STATED PROBLEM
Would you pull out every line of the material that contains the string "tilt"?

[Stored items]
-----
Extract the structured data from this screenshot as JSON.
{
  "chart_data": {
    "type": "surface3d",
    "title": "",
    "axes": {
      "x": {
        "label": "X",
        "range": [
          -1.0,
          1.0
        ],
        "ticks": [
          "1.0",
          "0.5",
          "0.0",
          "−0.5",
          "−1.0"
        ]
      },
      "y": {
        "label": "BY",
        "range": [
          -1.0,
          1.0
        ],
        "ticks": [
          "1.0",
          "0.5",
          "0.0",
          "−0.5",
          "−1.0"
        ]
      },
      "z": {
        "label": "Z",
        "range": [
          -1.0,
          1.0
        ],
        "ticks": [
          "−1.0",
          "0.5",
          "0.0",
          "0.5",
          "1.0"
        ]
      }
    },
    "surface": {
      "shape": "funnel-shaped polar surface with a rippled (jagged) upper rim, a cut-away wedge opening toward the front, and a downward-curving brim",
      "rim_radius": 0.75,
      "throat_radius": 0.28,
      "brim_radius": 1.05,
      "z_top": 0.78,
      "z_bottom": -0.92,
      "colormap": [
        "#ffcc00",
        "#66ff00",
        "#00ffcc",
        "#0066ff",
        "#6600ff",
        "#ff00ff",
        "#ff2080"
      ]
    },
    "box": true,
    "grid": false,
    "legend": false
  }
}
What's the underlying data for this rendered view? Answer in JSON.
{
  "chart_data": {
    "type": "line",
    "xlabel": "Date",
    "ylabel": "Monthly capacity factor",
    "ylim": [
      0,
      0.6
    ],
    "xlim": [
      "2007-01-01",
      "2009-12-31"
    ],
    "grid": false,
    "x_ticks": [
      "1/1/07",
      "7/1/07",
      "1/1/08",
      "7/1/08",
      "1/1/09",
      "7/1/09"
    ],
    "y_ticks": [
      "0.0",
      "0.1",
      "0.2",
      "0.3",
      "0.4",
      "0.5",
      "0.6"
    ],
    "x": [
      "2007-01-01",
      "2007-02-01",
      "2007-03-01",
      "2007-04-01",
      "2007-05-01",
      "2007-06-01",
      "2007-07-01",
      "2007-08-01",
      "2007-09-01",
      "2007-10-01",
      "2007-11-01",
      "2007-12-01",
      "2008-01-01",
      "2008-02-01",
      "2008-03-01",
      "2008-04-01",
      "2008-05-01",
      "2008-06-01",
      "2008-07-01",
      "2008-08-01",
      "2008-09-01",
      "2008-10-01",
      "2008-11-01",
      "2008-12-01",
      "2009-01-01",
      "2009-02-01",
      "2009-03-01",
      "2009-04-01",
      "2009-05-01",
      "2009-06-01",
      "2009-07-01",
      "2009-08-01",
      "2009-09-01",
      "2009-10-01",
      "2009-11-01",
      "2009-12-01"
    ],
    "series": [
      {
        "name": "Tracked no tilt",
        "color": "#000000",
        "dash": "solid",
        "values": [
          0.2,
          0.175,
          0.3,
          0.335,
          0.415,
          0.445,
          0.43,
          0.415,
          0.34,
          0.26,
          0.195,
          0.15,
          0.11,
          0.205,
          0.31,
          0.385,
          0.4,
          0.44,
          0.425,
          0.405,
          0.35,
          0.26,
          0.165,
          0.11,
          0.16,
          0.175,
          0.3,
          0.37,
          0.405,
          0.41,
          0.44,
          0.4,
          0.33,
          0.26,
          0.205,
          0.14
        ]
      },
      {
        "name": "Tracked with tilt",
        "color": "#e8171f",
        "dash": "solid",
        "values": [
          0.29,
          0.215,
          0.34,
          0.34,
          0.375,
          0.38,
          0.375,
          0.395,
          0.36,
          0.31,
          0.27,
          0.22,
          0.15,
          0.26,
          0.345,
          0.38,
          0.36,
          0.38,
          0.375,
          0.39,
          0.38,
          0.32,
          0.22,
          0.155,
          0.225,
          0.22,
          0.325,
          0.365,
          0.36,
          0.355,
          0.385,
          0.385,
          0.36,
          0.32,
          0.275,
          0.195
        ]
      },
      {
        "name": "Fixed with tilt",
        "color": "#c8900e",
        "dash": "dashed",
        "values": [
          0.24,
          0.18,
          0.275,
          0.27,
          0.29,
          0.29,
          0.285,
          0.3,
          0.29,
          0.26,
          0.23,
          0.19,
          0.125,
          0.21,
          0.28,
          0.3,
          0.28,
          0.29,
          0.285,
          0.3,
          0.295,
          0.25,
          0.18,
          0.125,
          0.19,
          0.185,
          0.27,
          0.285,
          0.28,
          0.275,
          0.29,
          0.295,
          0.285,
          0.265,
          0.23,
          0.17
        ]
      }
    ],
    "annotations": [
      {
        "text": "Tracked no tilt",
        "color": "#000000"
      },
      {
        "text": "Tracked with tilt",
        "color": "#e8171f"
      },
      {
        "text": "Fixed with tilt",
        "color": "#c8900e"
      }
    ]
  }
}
-----
COMPLETE OUTPUT
        "name": "Tracked no tilt",
        "name": "Tracked with tilt",
        "name": "Fixed with tilt",
        "text": "Tracked no tilt",
        "text": "Tracked with tilt",
        "text": "Fixed with tilt",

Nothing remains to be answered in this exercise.